Source records:
═══

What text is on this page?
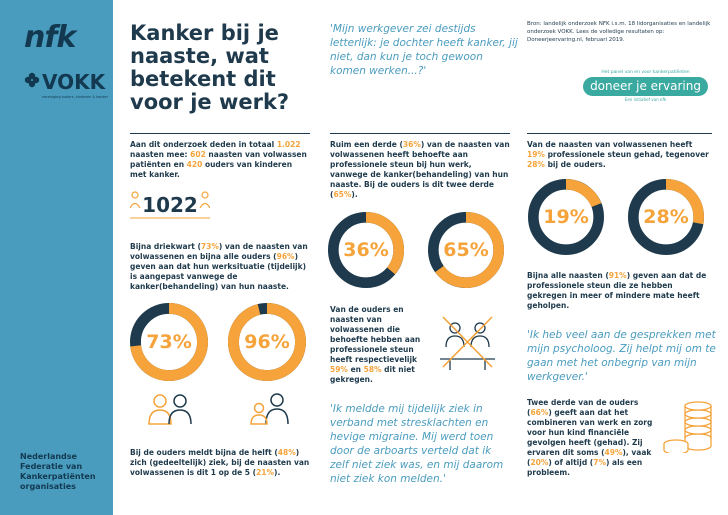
nfk
VOKK
vereniging ouders, kinderen & kanker
Nederlandse Federatie van Kankerpatiënten organisaties
Kanker bij je naaste, wat betekent dit voor je werk?
'Mijn werkgever zei destijds letterlijk: je dochter heeft kanker, jij niet, dan kun je toch gewoon komen werken...?'
Bron: landelijk onderzoek NFK i.s.m. 18 lidorganisaties en landelijk onderzoek VOKK. Lees de volledige resultaten op: Doneerjeervaring.nl, februari 2019.
Het panel van en voor kankerpatiënten
doneer je ervaring
Een initiatief van nfk
Aan dit onderzoek deden in totaal 1.022 naasten mee: 602 naasten van volwassen patiënten en 420 ouders van kinderen met kanker.
1022
Bijna driekwart (73%) van de naasten van volwassenen en bijna alle ouders (96%) geven aan dat hun werksituatie (tijdelijk) is aangepast vanwege de kanker(behandeling) van hun naaste.
73%	96%
Bij de ouders meldt bijna de helft (48%) zich (gedeeltelijk) ziek, bij de naasten van volwassenen is dit 1 op de 5 (21%).
Ruim een derde (36%) van de naasten van volwassenen heeft behoefte aan professionele steun bij hun werk, vanwege de kanker(behandeling) van hun naaste. Bij de ouders is dit twee derde (65%).
36%	65%
Van de ouders en naasten van volwassenen die behoefte hebben aan professionele steun heeft respectievelijk 59% en 58% dit niet gekregen.
'Ik meldde mij tijdelijk ziek in verband met stresklachten en hevige migraine. Mij werd toen door de arboarts verteld dat ik zelf niet ziek was, en mij daarom niet ziek kon melden.'
Van de naasten van volwassenen heeft 19% professionele steun gehad, tegenover 28% bij de ouders.
19%	28%
Bijna alle naasten (91%) geven aan dat de professionele steun die ze hebben gekregen in meer of mindere mate heeft geholpen.
'Ik heb veel aan de gesprekken met mijn psycholoog. Zij helpt mij om te gaan met het onbegrip van mijn werkgever.'
Twee derde van de ouders (66%) geeft aan dat het combineren van werk en zorg voor hun kind financiële gevolgen heeft (gehad). Zij ervaren dit soms (49%), vaak (20%) of altijd (7%) als een probleem.
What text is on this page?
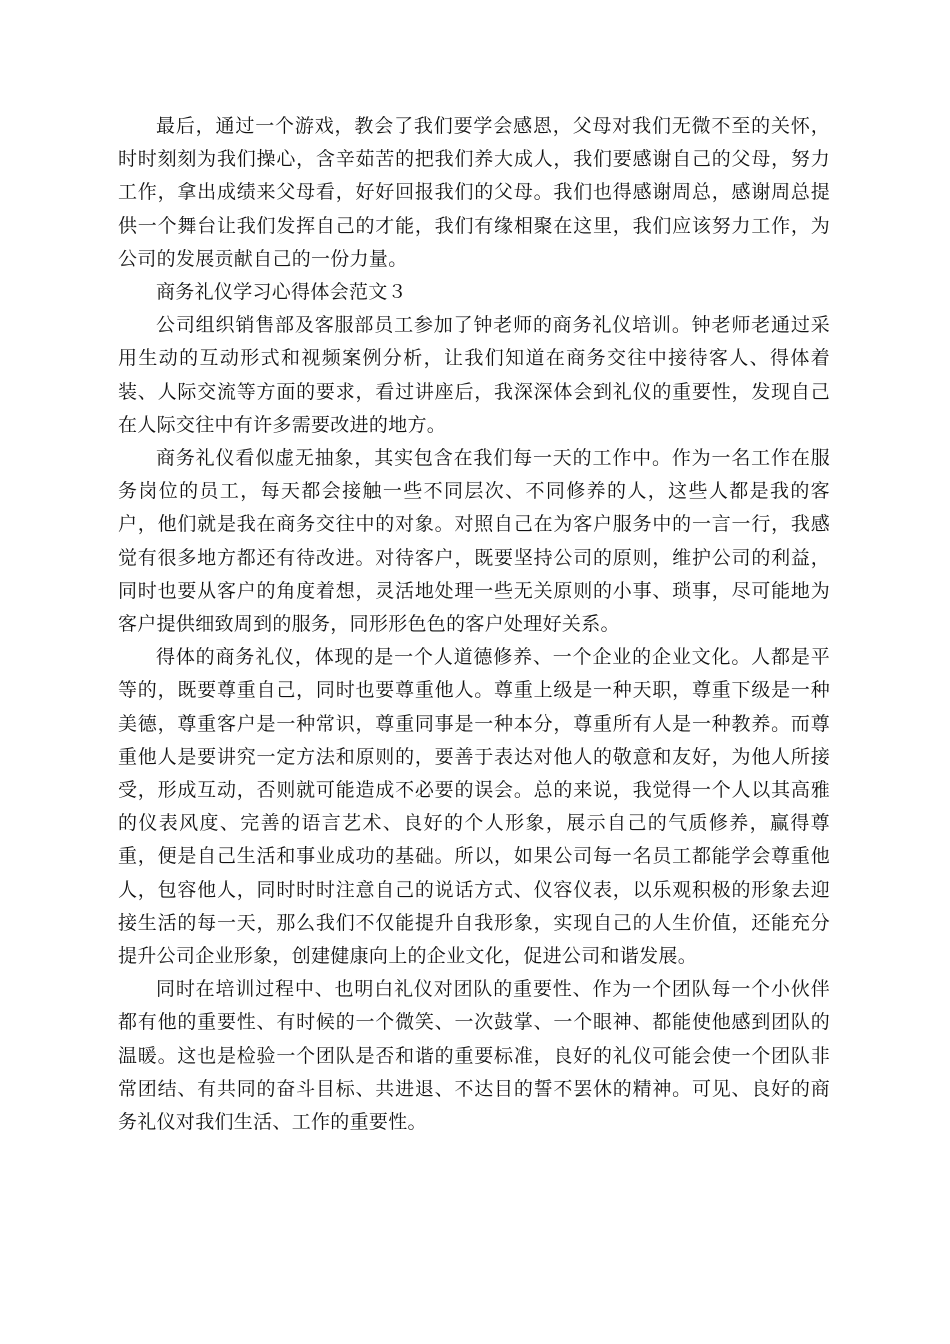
最后，通过一个游戏，教会了我们要学会感恩，父母对我们无微不至的关怀，时时刻刻为我们操心，含辛茹苦的把我们养大成人，我们要感谢自己的父母，努力工作，拿出成绩来父母看，好好回报我们的父母。我们也得感谢周总，感谢周总提供一个舞台让我们发挥自己的才能，我们有缘相聚在这里，我们应该努力工作，为公司的发展贡献自己的一份力量。

商务礼仪学习心得体会范文３

公司组织销售部及客服部员工参加了钟老师的商务礼仪培训。钟老师老通过采用生动的互动形式和视频案例分析，让我们知道在商务交往中接待客人、得体着装、人际交流等方面的要求，看过讲座后，我深深体会到礼仪的重要性，发现自己在人际交往中有许多需要改进的地方。

商务礼仪看似虚无抽象，其实包含在我们每一天的工作中。作为一名工作在服务岗位的员工，每天都会接触一些不同层次、不同修养的人，这些人都是我的客户，他们就是我在商务交往中的对象。对照自己在为客户服务中的一言一行，我感觉有很多地方都还有待改进。对待客户，既要坚持公司的原则，维护公司的利益，同时也要从客户的角度着想，灵活地处理一些无关原则的小事、琐事，尽可能地为客户提供细致周到的服务，同形形色色的客户处理好关系。

得体的商务礼仪，体现的是一个人道德修养、一个企业的企业文化。人都是平等的，既要尊重自己，同时也要尊重他人。尊重上级是一种天职，尊重下级是一种美德，尊重客户是一种常识，尊重同事是一种本分，尊重所有人是一种教养。而尊重他人是要讲究一定方法和原则的，要善于表达对他人的敬意和友好，为他人所接受，形成互动，否则就可能造成不必要的误会。总的来说，我觉得一个人以其高雅的仪表风度、完善的语言艺术、良好的个人形象，展示自己的气质修养，赢得尊重，便是自己生活和事业成功的基础。所以，如果公司每一名员工都能学会尊重他人，包容他人，同时时时注意自己的说话方式、仪容仪表，以乐观积极的形象去迎接生活的每一天，那么我们不仅能提升自我形象，实现自己的人生价值，还能充分提升公司企业形象，创建健康向上的企业文化，促进公司和谐发展。

同时在培训过程中、也明白礼仪对团队的重要性、作为一个团队每一个小伙伴都有他的重要性、有时候的一个微笑、一次鼓掌、一个眼神、都能使他感到团队的温暖。这也是检验一个团队是否和谐的重要标准，良好的礼仪可能会使一个团队非常团结、有共同的奋斗目标、共进退、不达目的誓不罢休的精神。可见、良好的商务礼仪对我们生活、工作的重要性。
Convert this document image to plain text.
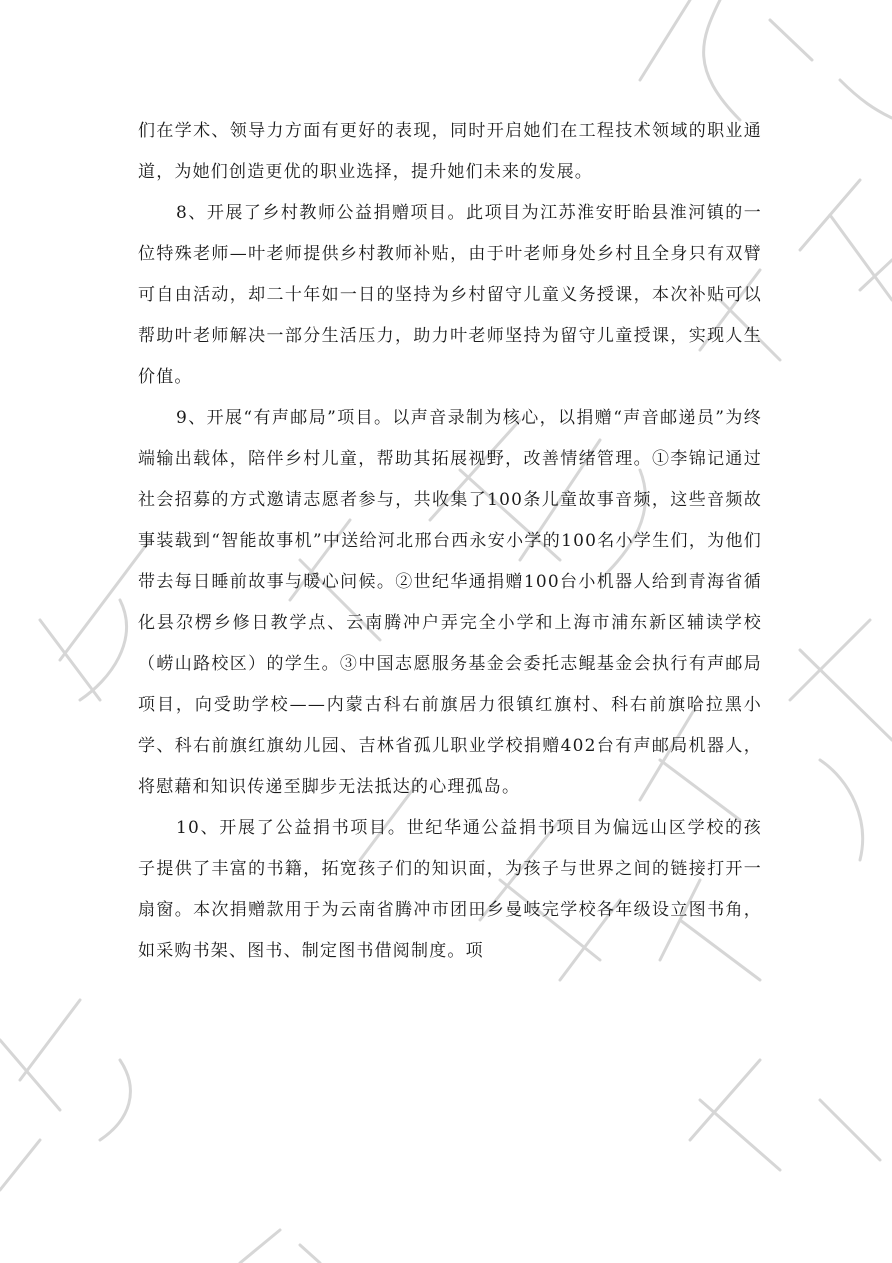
们在学术、领导力方面有更好的表现，同时开启她们在工程技术领域的职业通道，为她们创造更优的职业选择，提升她们未来的发展。

8、开展了乡村教师公益捐赠项目。此项目为江苏淮安盱眙县淮河镇的一位特殊老师—叶老师提供乡村教师补贴，由于叶老师身处乡村且全身只有双臂可自由活动，却二十年如一日的坚持为乡村留守儿童义务授课，本次补贴可以帮助叶老师解决一部分生活压力，助力叶老师坚持为留守儿童授课，实现人生价值。

9、开展“有声邮局”项目。以声音录制为核心，以捐赠“声音邮递员”为终端输出载体，陪伴乡村儿童，帮助其拓展视野，改善情绪管理。①李锦记通过社会招募的方式邀请志愿者参与，共收集了100条儿童故事音频，这些音频故事装载到“智能故事机”中送给河北邢台西永安小学的100名小学生们，为他们带去每日睡前故事与暖心问候。②世纪华通捐赠100台小机器人给到青海省循化县尕楞乡修日教学点、云南腾冲户弄完全小学和上海市浦东新区辅读学校（崂山路校区）的学生。③中国志愿服务基金会委托志鲲基金会执行有声邮局项目，向受助学校——内蒙古科右前旗居力很镇红旗村、科右前旗哈拉黑小学、科右前旗红旗幼儿园、吉林省孤儿职业学校捐赠402台有声邮局机器人，将慰藉和知识传递至脚步无法抵达的心理孤岛。

10、开展了公益捐书项目。世纪华通公益捐书项目为偏远山区学校的孩子提供了丰富的书籍，拓宽孩子们的知识面，为孩子与世界之间的链接打开一扇窗。本次捐赠款用于为云南省腾冲市团田乡曼岐完学校各年级设立图书角，如采购书架、图书、制定图书借阅制度。项
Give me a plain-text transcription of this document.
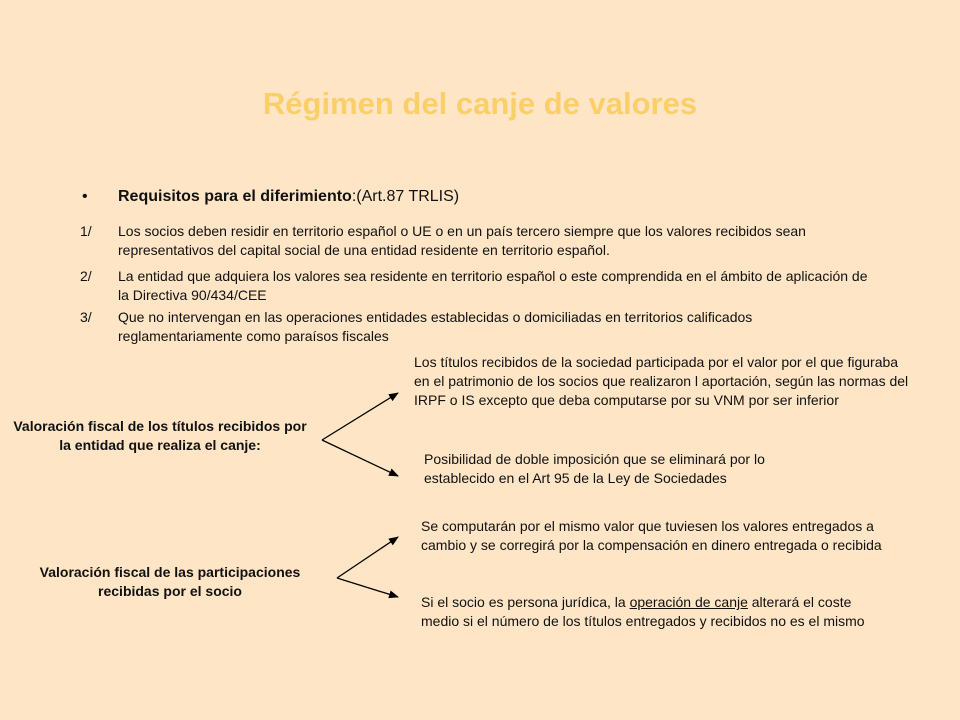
Régimen del canje de valores
• Requisitos para el diferimiento:(Art.87 TRLIS)
1/	Los socios deben residir en territorio español o UE o en un país tercero siempre que los valores recibidos sean representativos del capital social de una entidad residente en territorio español.
2/	La entidad que adquiera los valores sea residente en territorio español o este comprendida en el ámbito de aplicación de la Directiva 90/434/CEE
3/	Que no intervengan en las operaciones entidades establecidas o domiciliadas en territorios calificados reglamentariamente como paraísos fiscales
Valoración fiscal de los títulos recibidos por la entidad que realiza el canje:
Los títulos recibidos de la sociedad participada por el valor por el que figuraba en el patrimonio de los socios que realizaron l aportación, según las normas del IRPF o IS excepto que deba computarse por su VNM por ser inferior
Posibilidad de doble imposición que se eliminará por lo establecido en el Art 95 de la Ley de Sociedades
Valoración fiscal de las participaciones recibidas por el socio
Se computarán por el mismo valor que tuviesen los valores entregados a cambio y se corregirá por la compensación en dinero entregada o recibida
Si el socio es persona jurídica, la operación de canje alterará el coste medio si el número de los títulos entregados y recibidos no es el mismo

═══

_GOAL_. Filter the records, keeping only lines that contain "ouders", and show those lines.

_THE RESPONSE_.
vereniging ouders, kinderen & kanker
Aan dit onderzoek deden in totaal 1.022 naasten mee: 602 naasten van volwassen patiënten en 420 ouders van kinderen met kanker.
Bijna driekwart (73%) van de naasten van volwassenen en bijna alle ouders (96%) geven aan dat hun werksituatie (tijdelijk) is aangepast vanwege de kanker(behandeling) van hun naaste.
Bij de ouders meldt bijna de helft (48%) zich (gedeeltelijk) ziek, bij de naasten van volwassenen is dit 1 op de 5 (21%).
Ruim een derde (36%) van de naasten van volwassenen heeft behoefte aan professionele steun bij hun werk, vanwege de kanker(behandeling) van hun naaste. Bij de ouders is dit twee derde (65%).
Van de ouders en naasten van volwassenen die behoefte hebben aan professionele steun heeft respectievelijk 59% en 58% dit niet gekregen.
Van de naasten van volwassenen heeft 19% professionele steun gehad, tegenover 28% bij de ouders.
Twee derde van de ouders (66%) geeft aan dat het combineren van werk en zorg voor hun kind financiële gevolgen heeft (gehad). Zij ervaren dit soms (49%), vaak (20%) of altijd (7%) als een probleem.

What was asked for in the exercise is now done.